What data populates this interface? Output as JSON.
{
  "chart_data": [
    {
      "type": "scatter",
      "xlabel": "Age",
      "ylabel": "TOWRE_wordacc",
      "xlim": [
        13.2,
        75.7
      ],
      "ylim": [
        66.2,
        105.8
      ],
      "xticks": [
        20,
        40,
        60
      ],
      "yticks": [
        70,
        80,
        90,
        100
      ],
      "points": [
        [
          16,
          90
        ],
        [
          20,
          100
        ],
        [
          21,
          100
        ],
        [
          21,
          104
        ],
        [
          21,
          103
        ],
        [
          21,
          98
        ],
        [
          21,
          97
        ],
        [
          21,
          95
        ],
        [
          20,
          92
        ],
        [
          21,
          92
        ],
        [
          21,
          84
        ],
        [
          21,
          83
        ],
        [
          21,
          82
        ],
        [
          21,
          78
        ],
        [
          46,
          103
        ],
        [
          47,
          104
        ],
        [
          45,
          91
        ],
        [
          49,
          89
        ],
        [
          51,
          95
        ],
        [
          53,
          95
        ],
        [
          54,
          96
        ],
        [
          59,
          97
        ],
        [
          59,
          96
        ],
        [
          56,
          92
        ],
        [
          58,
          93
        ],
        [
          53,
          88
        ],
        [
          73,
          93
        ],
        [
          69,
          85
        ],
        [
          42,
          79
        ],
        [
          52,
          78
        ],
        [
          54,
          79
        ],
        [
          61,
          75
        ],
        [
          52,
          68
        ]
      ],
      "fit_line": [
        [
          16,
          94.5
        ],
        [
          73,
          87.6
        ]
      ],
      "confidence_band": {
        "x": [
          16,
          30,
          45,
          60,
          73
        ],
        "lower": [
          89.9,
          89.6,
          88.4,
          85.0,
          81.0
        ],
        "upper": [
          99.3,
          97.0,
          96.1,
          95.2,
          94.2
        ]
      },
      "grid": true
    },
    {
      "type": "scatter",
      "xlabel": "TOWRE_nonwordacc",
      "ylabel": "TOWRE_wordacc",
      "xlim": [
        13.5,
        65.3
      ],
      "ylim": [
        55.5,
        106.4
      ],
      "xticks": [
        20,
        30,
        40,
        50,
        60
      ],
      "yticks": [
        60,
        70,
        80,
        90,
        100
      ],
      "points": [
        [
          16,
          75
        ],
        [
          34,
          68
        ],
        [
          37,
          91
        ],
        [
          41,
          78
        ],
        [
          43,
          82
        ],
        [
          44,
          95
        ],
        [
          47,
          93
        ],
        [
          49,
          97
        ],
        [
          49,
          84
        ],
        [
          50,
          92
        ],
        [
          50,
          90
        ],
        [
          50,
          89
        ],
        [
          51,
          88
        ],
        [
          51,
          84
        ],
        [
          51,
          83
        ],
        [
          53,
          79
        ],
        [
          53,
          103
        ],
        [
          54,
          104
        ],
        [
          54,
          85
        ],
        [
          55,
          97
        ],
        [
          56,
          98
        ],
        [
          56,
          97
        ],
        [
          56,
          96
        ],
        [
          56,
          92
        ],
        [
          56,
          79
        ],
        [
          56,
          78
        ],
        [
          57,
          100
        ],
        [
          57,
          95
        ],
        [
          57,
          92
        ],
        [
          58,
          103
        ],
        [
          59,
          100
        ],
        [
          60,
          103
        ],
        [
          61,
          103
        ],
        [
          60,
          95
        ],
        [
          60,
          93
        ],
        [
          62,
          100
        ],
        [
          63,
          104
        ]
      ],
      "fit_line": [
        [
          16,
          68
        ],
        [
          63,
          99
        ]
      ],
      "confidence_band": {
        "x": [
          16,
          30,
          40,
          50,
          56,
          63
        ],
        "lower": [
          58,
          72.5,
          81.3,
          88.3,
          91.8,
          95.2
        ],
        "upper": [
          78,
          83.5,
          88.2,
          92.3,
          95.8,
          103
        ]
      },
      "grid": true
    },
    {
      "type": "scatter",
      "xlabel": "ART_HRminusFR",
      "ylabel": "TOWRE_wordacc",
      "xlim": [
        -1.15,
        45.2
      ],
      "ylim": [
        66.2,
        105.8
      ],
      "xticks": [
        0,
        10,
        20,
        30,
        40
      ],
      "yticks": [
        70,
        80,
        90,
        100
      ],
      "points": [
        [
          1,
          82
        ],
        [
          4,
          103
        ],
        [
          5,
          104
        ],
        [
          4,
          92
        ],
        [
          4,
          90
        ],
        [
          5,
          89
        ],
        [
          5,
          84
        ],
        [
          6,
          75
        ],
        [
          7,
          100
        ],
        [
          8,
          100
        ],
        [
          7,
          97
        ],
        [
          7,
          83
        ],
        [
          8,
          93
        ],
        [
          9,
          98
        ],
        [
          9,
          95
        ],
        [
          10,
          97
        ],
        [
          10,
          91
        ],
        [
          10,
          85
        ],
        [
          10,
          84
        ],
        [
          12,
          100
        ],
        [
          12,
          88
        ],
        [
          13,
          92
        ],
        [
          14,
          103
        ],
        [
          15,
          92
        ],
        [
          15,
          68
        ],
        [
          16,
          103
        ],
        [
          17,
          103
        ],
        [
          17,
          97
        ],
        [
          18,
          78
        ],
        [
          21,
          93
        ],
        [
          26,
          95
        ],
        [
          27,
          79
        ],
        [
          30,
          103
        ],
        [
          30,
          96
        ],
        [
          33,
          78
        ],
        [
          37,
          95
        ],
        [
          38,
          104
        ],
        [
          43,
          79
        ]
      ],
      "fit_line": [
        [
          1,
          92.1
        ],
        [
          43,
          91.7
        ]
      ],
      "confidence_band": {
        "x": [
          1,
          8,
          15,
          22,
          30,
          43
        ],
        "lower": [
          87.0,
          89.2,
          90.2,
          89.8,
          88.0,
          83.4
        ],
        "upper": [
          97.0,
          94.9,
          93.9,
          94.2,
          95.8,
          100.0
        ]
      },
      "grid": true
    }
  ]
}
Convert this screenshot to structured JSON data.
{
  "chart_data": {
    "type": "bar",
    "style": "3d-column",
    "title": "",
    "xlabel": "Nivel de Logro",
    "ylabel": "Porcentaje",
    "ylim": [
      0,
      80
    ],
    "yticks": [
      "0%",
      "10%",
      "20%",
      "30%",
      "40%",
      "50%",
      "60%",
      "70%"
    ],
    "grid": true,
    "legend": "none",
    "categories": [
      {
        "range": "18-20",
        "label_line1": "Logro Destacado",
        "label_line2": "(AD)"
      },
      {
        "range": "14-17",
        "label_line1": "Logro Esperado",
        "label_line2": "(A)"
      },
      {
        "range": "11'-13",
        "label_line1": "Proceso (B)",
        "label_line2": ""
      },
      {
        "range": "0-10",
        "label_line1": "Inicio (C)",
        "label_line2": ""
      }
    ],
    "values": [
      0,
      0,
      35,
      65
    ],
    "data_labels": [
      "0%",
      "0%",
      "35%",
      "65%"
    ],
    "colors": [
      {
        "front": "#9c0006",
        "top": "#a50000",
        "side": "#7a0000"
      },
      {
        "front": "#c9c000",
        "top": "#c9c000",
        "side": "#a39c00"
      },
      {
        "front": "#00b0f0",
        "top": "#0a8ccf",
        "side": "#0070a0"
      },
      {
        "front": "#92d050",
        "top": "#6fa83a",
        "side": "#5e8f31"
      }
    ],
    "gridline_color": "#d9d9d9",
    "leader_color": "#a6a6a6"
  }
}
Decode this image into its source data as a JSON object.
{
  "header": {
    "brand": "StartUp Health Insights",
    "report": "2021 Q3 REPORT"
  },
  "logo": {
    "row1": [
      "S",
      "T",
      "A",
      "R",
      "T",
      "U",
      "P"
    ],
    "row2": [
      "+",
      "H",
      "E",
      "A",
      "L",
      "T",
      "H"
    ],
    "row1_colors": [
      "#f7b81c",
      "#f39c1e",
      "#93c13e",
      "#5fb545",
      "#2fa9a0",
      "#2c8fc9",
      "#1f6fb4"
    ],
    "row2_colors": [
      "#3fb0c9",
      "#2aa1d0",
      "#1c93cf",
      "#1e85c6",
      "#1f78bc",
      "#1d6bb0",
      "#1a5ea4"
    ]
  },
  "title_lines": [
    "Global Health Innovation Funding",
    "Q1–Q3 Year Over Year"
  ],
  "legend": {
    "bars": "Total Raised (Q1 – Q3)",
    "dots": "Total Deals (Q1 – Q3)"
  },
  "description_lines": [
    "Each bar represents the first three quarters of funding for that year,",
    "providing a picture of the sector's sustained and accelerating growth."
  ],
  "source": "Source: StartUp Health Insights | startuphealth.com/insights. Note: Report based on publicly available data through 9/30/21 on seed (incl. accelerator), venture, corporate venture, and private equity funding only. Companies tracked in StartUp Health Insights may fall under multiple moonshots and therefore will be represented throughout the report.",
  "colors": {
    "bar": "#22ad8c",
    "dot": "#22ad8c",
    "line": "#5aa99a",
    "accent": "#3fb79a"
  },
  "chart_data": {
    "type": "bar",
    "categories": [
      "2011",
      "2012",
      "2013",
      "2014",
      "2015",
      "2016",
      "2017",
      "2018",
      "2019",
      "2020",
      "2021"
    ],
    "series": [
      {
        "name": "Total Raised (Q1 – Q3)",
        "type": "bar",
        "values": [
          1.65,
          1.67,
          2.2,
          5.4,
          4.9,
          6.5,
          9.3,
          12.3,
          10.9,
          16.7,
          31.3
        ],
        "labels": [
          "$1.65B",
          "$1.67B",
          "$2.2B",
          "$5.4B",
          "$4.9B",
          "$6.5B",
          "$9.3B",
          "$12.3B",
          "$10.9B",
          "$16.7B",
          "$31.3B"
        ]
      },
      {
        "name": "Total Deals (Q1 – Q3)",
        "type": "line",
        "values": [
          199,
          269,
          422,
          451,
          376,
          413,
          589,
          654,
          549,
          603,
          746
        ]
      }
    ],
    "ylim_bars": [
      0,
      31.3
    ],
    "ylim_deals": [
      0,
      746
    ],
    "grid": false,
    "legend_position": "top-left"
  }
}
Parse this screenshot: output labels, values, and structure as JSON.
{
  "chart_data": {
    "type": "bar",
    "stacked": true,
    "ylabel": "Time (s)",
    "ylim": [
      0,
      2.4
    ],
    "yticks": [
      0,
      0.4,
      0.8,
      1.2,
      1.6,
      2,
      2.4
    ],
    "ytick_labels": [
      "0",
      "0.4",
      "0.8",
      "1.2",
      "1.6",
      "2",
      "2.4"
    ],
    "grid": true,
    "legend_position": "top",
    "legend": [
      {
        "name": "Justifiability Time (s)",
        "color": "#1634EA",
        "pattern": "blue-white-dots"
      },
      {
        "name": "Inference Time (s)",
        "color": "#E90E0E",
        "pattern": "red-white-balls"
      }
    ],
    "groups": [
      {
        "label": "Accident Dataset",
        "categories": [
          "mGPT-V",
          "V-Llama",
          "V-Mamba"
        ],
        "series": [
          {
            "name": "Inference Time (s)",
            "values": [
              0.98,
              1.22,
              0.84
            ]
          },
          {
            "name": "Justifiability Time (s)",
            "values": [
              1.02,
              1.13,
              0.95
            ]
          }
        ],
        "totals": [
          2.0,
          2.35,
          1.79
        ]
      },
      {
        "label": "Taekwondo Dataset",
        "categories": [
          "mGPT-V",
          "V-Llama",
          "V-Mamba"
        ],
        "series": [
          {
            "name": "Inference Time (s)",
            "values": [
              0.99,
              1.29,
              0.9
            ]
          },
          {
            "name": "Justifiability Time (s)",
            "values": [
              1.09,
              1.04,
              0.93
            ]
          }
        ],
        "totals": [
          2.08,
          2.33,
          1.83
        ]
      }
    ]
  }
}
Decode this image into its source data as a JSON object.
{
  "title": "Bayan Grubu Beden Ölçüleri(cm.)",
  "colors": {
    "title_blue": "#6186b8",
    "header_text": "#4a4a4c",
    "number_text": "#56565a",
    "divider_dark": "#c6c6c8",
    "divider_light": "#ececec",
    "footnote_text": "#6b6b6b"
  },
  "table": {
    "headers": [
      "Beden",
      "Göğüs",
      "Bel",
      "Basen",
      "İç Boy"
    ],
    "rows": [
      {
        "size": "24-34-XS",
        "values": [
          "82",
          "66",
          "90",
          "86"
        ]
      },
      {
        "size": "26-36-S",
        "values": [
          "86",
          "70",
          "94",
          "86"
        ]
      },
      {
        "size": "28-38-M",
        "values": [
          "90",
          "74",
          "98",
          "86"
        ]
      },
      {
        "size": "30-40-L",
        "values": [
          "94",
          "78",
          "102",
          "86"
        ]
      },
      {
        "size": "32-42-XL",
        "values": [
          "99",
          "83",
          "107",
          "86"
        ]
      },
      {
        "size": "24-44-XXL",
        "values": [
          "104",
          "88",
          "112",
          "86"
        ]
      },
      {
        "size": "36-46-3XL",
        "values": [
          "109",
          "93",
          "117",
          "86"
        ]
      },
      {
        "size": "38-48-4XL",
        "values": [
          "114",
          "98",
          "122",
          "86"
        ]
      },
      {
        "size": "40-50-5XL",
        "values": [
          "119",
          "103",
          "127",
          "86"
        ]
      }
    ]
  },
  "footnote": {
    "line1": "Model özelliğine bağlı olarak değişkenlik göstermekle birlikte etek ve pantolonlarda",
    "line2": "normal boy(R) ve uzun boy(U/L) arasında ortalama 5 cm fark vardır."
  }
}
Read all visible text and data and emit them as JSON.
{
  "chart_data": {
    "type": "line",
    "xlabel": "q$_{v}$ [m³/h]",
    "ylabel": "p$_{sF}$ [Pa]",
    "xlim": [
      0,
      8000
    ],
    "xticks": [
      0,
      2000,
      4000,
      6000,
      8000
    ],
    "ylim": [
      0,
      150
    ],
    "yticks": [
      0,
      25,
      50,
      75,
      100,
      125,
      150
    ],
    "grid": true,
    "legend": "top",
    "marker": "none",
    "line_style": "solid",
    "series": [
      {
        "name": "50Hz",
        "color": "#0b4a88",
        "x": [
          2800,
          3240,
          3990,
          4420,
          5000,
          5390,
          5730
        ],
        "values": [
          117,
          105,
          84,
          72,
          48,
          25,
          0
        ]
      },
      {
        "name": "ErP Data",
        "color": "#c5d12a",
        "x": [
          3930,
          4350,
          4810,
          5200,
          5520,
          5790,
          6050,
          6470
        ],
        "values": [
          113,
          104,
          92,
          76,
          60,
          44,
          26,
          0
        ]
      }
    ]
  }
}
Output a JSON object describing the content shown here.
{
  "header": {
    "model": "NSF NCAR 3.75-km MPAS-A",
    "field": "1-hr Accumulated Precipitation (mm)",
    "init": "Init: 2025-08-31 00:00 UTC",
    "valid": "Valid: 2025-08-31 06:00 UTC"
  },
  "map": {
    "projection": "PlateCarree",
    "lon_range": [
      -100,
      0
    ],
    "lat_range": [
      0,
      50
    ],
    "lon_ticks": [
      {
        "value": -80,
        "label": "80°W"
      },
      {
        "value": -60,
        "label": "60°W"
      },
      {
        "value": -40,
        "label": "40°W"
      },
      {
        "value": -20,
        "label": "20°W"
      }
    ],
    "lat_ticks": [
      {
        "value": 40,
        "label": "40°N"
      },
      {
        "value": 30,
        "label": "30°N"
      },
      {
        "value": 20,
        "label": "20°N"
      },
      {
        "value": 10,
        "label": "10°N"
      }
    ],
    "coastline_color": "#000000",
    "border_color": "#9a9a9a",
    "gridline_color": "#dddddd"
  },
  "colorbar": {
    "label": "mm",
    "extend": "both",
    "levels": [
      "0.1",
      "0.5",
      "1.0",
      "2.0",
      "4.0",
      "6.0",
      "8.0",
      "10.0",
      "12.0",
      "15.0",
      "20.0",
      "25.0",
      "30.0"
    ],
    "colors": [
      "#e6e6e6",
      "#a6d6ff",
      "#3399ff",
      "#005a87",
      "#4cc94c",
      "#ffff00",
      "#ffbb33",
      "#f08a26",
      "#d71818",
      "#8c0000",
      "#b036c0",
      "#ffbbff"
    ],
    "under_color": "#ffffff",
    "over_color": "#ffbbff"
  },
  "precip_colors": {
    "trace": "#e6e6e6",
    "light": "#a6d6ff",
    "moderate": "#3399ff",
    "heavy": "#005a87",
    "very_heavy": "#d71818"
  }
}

WHAT IS NEEDED: Look through the listing above. Pick out each line with "side" and copy it.

COMPLETED EXERCISE:
        "side": "#7a0000"
        "side": "#a39c00"
        "side": "#0070a0"
        "side": "#5e8f31"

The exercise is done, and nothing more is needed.